▶ [Directions for this task] Transcribe the data that follows precisely, omitting nothing.
====== Records ======
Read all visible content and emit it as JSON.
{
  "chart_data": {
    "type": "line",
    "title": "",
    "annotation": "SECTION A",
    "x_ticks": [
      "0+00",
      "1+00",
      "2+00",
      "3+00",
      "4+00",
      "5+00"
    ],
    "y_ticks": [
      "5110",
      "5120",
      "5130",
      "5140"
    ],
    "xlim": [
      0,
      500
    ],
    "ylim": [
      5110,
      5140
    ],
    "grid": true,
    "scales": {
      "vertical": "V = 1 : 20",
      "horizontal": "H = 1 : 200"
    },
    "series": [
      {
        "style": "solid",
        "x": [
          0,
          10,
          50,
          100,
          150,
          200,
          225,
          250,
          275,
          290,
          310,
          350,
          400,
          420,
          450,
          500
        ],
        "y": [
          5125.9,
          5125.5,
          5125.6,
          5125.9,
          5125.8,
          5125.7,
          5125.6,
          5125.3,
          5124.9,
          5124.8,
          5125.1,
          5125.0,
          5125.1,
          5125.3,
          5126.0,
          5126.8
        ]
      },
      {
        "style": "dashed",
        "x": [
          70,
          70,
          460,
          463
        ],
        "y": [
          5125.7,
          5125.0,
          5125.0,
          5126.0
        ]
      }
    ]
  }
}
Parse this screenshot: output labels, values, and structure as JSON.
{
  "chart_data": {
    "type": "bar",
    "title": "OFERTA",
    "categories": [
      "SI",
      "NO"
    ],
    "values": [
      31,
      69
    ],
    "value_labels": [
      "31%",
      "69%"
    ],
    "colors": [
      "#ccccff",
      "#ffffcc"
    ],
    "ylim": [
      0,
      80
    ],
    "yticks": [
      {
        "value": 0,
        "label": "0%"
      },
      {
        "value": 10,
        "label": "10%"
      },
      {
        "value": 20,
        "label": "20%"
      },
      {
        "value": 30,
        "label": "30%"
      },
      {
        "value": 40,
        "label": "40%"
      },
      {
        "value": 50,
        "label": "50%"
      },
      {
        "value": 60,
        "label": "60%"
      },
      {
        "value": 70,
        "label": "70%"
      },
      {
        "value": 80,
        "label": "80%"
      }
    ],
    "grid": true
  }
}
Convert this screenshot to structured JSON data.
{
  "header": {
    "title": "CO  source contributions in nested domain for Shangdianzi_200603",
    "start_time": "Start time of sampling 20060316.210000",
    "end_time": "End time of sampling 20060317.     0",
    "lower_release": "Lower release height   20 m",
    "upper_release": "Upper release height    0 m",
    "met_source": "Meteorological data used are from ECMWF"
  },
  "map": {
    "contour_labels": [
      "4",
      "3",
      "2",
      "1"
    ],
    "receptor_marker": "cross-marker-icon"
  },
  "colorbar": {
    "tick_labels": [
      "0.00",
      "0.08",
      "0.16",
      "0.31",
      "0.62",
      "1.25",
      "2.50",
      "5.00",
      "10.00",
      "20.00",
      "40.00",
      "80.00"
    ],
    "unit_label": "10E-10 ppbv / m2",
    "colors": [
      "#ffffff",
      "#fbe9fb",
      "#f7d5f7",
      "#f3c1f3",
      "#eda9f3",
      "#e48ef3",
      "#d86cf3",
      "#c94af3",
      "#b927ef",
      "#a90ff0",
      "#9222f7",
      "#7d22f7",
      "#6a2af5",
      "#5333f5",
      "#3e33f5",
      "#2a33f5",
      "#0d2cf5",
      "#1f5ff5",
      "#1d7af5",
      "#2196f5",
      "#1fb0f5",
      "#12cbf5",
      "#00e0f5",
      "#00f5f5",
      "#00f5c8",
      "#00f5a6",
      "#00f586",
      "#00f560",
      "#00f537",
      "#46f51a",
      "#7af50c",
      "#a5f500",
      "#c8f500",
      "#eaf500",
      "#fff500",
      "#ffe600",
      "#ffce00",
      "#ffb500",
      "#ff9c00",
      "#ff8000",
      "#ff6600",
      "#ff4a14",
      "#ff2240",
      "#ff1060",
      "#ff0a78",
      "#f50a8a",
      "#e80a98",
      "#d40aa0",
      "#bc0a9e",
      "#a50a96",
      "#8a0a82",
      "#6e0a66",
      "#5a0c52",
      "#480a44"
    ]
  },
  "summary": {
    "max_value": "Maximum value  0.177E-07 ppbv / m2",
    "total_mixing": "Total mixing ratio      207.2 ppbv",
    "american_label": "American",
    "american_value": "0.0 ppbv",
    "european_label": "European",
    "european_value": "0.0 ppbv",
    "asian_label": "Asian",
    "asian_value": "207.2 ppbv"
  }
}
======
▶ [Correct response]
Read all visible content and emit it as JSON.
{
  "chart_data": {
    "type": "line",
    "title": "",
    "annotation": "SECTION A",
    "x_ticks": [
      "0+00",
      "1+00",
      "2+00",
      "3+00",
      "4+00",
      "5+00"
    ],
    "y_ticks": [
      "5110",
      "5120",
      "5130",
      "5140"
    ],
    "xlim": [
      0,
      500
    ],
    "ylim": [
      5110,
      5140
    ],
    "grid": true,
    "scales": {
      "vertical": "V = 1 : 20",
      "horizontal": "H = 1 : 200"
    },
    "series": [
      {
        "style": "solid",
        "x": [
          0,
          10,
          50,
          100,
          150,
          200,
          225,
          250,
          275,
          290,
          310,
          350,
          400,
          420,
          450,
          500
        ],
        "y": [
          5125.9,
          5125.5,
          5125.6,
          5125.9,
          5125.8,
          5125.7,
          5125.6,
          5125.3,
          5124.9,
          5124.8,
          5125.1,
          5125.0,
          5125.1,
          5125.3,
          5126.0,
          5126.8
        ]
      },
      {
        "style": "dashed",
        "x": [
          70,
          70,
          460,
          463
        ],
        "y": [
          5125.7,
          5125.0,
          5125.0,
          5126.0
        ]
      }
    ]
  }
}
Parse this screenshot: output labels, values, and structure as JSON.
{
  "chart_data": {
    "type": "bar",
    "title": "OFERTA",
    "categories": [
      "SI",
      "NO"
    ],
    "values": [
      31,
      69
    ],
    "value_labels": [
      "31%",
      "69%"
    ],
    "colors": [
      "#ccccff",
      "#ffffcc"
    ],
    "ylim": [
      0,
      80
    ],
    "yticks": [
      {
        "value": 0,
        "label": "0%"
      },
      {
        "value": 10,
        "label": "10%"
      },
      {
        "value": 20,
        "label": "20%"
      },
      {
        "value": 30,
        "label": "30%"
      },
      {
        "value": 40,
        "label": "40%"
      },
      {
        "value": 50,
        "label": "50%"
      },
      {
        "value": 60,
        "label": "60%"
      },
      {
        "value": 70,
        "label": "70%"
      },
      {
        "value": 80,
        "label": "80%"
      }
    ],
    "grid": true
  }
}
Convert this screenshot to structured JSON data.
{
  "header": {
    "title": "CO  source contributions in nested domain for Shangdianzi_200603",
    "start_time": "Start time of sampling 20060316.210000",
    "end_time": "End time of sampling 20060317.     0",
    "lower_release": "Lower release height   20 m",
    "upper_release": "Upper release height    0 m",
    "met_source": "Meteorological data used are from ECMWF"
  },
  "map": {
    "contour_labels": [
      "4",
      "3",
      "2",
      "1"
    ],
    "receptor_marker": "cross-marker-icon"
  },
  "colorbar": {
    "tick_labels": [
      "0.00",
      "0.08",
      "0.16",
      "0.31",
      "0.62",
      "1.25",
      "2.50",
      "5.00",
      "10.00",
      "20.00",
      "40.00",
      "80.00"
    ],
    "unit_label": "10E-10 ppbv / m2",
    "colors": [
      "#ffffff",
      "#fbe9fb",
      "#f7d5f7",
      "#f3c1f3",
      "#eda9f3",
      "#e48ef3",
      "#d86cf3",
      "#c94af3",
      "#b927ef",
      "#a90ff0",
      "#9222f7",
      "#7d22f7",
      "#6a2af5",
      "#5333f5",
      "#3e33f5",
      "#2a33f5",
      "#0d2cf5",
      "#1f5ff5",
      "#1d7af5",
      "#2196f5",
      "#1fb0f5",
      "#12cbf5",
      "#00e0f5",
      "#00f5f5",
      "#00f5c8",
      "#00f5a6",
      "#00f586",
      "#00f560",
      "#00f537",
      "#46f51a",
      "#7af50c",
      "#a5f500",
      "#c8f500",
      "#eaf500",
      "#fff500",
      "#ffe600",
      "#ffce00",
      "#ffb500",
      "#ff9c00",
      "#ff8000",
      "#ff6600",
      "#ff4a14",
      "#ff2240",
      "#ff1060",
      "#ff0a78",
      "#f50a8a",
      "#e80a98",
      "#d40aa0",
      "#bc0a9e",
      "#a50a96",
      "#8a0a82",
      "#6e0a66",
      "#5a0c52",
      "#480a44"
    ]
  },
  "summary": {
    "max_value": "Maximum value  0.177E-07 ppbv / m2",
    "total_mixing": "Total mixing ratio      207.2 ppbv",
    "american_label": "American",
    "american_value": "0.0 ppbv",
    "european_label": "European",
    "european_value": "0.0 ppbv",
    "asian_label": "Asian",
    "asian_value": "207.2 ppbv"
  }
}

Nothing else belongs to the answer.